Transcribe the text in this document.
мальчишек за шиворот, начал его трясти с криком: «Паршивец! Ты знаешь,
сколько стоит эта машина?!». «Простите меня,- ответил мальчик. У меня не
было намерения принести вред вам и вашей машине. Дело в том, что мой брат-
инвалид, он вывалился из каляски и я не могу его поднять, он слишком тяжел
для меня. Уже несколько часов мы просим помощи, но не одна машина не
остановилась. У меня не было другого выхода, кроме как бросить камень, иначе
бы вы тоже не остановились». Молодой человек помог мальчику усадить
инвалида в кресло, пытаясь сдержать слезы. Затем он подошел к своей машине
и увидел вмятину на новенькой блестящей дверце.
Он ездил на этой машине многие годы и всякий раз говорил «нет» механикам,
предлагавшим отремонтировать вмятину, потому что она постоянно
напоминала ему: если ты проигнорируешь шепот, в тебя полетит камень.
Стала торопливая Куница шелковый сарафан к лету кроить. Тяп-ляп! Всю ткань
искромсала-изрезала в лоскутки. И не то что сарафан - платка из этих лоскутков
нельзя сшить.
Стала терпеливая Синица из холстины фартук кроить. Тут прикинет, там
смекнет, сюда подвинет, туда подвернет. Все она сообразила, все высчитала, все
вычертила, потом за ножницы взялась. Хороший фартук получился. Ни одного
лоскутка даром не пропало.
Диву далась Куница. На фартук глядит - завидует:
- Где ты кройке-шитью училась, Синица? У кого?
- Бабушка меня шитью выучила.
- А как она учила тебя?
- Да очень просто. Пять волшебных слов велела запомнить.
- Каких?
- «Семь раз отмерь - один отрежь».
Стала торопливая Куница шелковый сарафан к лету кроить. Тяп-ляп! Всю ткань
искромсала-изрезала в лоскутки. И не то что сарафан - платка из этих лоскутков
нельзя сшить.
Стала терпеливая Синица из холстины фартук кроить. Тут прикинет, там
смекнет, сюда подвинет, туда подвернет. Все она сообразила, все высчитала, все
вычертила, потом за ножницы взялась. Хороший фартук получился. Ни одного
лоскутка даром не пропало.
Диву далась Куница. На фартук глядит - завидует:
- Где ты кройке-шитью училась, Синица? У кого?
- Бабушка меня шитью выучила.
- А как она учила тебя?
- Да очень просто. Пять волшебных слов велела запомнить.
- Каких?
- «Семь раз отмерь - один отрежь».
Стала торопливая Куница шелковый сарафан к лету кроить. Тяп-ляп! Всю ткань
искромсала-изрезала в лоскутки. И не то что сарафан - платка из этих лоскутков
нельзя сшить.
---*---
Pull out each line containing the word "вмятину" and copy it.

## Solution for this problem
и увидел вмятину на новенькой блестящей дверце.
предлагавшим отремонтировать вмятину, потому что она постоянно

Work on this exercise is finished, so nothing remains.